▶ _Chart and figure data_

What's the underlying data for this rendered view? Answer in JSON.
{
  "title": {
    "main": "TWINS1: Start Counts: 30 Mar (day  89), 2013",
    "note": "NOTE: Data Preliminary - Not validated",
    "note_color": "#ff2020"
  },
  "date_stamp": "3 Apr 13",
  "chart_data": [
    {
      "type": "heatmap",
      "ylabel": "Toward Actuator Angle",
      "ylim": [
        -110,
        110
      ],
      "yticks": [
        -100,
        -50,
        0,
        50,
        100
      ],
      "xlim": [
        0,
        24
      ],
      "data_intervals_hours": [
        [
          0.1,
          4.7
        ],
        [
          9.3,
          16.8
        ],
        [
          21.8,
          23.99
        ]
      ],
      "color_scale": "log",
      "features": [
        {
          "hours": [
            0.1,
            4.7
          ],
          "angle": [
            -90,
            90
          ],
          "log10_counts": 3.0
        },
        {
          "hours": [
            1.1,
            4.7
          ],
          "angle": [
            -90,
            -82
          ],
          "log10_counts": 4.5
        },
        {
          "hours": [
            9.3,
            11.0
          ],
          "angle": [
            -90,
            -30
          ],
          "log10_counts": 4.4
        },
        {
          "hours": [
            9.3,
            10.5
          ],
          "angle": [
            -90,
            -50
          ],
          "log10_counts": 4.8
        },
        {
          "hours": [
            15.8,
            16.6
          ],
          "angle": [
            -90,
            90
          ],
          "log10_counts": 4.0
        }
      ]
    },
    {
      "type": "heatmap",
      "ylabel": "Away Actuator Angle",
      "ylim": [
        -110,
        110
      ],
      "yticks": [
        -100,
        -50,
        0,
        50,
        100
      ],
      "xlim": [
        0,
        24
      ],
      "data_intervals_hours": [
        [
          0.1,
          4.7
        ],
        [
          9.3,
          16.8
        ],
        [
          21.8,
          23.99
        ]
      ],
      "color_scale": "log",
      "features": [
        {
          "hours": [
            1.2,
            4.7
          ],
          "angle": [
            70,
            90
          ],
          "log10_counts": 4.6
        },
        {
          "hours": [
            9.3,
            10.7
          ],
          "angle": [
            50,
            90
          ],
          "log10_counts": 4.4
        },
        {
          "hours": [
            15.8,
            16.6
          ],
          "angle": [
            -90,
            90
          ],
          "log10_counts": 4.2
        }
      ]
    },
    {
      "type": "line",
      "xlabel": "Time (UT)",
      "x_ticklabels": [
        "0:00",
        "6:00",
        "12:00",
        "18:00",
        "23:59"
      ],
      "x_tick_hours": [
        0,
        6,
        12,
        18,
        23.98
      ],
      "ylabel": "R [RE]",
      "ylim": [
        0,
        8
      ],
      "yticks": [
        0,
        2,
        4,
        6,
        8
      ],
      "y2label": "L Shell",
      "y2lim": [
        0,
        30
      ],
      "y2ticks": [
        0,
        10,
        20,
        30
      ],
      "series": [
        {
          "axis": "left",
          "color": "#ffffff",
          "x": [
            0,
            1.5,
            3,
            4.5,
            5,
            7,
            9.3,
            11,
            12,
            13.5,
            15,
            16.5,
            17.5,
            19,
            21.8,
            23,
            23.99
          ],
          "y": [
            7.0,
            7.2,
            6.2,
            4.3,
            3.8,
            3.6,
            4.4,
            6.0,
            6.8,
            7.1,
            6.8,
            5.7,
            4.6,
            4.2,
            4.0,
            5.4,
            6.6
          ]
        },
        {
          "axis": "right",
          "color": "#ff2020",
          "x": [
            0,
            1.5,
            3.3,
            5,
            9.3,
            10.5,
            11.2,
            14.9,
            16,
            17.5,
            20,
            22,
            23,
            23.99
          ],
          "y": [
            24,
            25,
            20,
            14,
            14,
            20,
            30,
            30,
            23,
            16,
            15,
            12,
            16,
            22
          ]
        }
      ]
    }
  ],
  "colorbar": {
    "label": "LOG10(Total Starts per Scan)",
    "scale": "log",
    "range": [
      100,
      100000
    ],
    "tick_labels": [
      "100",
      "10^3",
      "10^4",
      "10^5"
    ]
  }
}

▶ _TASK DIRECTIONS_
Extract the full listing above without altering anything.

▶ _ANSWER BELOW_
What's the underlying data for this rendered view? Answer in JSON.
{
  "title": {
    "main": "TWINS1: Start Counts: 30 Mar (day  89), 2013",
    "note": "NOTE: Data Preliminary - Not validated",
    "note_color": "#ff2020"
  },
  "date_stamp": "3 Apr 13",
  "chart_data": [
    {
      "type": "heatmap",
      "ylabel": "Toward Actuator Angle",
      "ylim": [
        -110,
        110
      ],
      "yticks": [
        -100,
        -50,
        0,
        50,
        100
      ],
      "xlim": [
        0,
        24
      ],
      "data_intervals_hours": [
        [
          0.1,
          4.7
        ],
        [
          9.3,
          16.8
        ],
        [
          21.8,
          23.99
        ]
      ],
      "color_scale": "log",
      "features": [
        {
          "hours": [
            0.1,
            4.7
          ],
          "angle": [
            -90,
            90
          ],
          "log10_counts": 3.0
        },
        {
          "hours": [
            1.1,
            4.7
          ],
          "angle": [
            -90,
            -82
          ],
          "log10_counts": 4.5
        },
        {
          "hours": [
            9.3,
            11.0
          ],
          "angle": [
            -90,
            -30
          ],
          "log10_counts": 4.4
        },
        {
          "hours": [
            9.3,
            10.5
          ],
          "angle": [
            -90,
            -50
          ],
          "log10_counts": 4.8
        },
        {
          "hours": [
            15.8,
            16.6
          ],
          "angle": [
            -90,
            90
          ],
          "log10_counts": 4.0
        }
      ]
    },
    {
      "type": "heatmap",
      "ylabel": "Away Actuator Angle",
      "ylim": [
        -110,
        110
      ],
      "yticks": [
        -100,
        -50,
        0,
        50,
        100
      ],
      "xlim": [
        0,
        24
      ],
      "data_intervals_hours": [
        [
          0.1,
          4.7
        ],
        [
          9.3,
          16.8
        ],
        [
          21.8,
          23.99
        ]
      ],
      "color_scale": "log",
      "features": [
        {
          "hours": [
            1.2,
            4.7
          ],
          "angle": [
            70,
            90
          ],
          "log10_counts": 4.6
        },
        {
          "hours": [
            9.3,
            10.7
          ],
          "angle": [
            50,
            90
          ],
          "log10_counts": 4.4
        },
        {
          "hours": [
            15.8,
            16.6
          ],
          "angle": [
            -90,
            90
          ],
          "log10_counts": 4.2
        }
      ]
    },
    {
      "type": "line",
      "xlabel": "Time (UT)",
      "x_ticklabels": [
        "0:00",
        "6:00",
        "12:00",
        "18:00",
        "23:59"
      ],
      "x_tick_hours": [
        0,
        6,
        12,
        18,
        23.98
      ],
      "ylabel": "R [RE]",
      "ylim": [
        0,
        8
      ],
      "yticks": [
        0,
        2,
        4,
        6,
        8
      ],
      "y2label": "L Shell",
      "y2lim": [
        0,
        30
      ],
      "y2ticks": [
        0,
        10,
        20,
        30
      ],
      "series": [
        {
          "axis": "left",
          "color": "#ffffff",
          "x": [
            0,
            1.5,
            3,
            4.5,
            5,
            7,
            9.3,
            11,
            12,
            13.5,
            15,
            16.5,
            17.5,
            19,
            21.8,
            23,
            23.99
          ],
          "y": [
            7.0,
            7.2,
            6.2,
            4.3,
            3.8,
            3.6,
            4.4,
            6.0,
            6.8,
            7.1,
            6.8,
            5.7,
            4.6,
            4.2,
            4.0,
            5.4,
            6.6
          ]
        },
        {
          "axis": "right",
          "color": "#ff2020",
          "x": [
            0,
            1.5,
            3.3,
            5,
            9.3,
            10.5,
            11.2,
            14.9,
            16,
            17.5,
            20,
            22,
            23,
            23.99
          ],
          "y": [
            24,
            25,
            20,
            14,
            14,
            20,
            30,
            30,
            23,
            16,
            15,
            12,
            16,
            22
          ]
        }
      ]
    }
  ],
  "colorbar": {
    "label": "LOG10(Total Starts per Scan)",
    "scale": "log",
    "range": [
      100,
      100000
    ],
    "tick_labels": [
      "100",
      "10^3",
      "10^4",
      "10^5"
    ]
  }
}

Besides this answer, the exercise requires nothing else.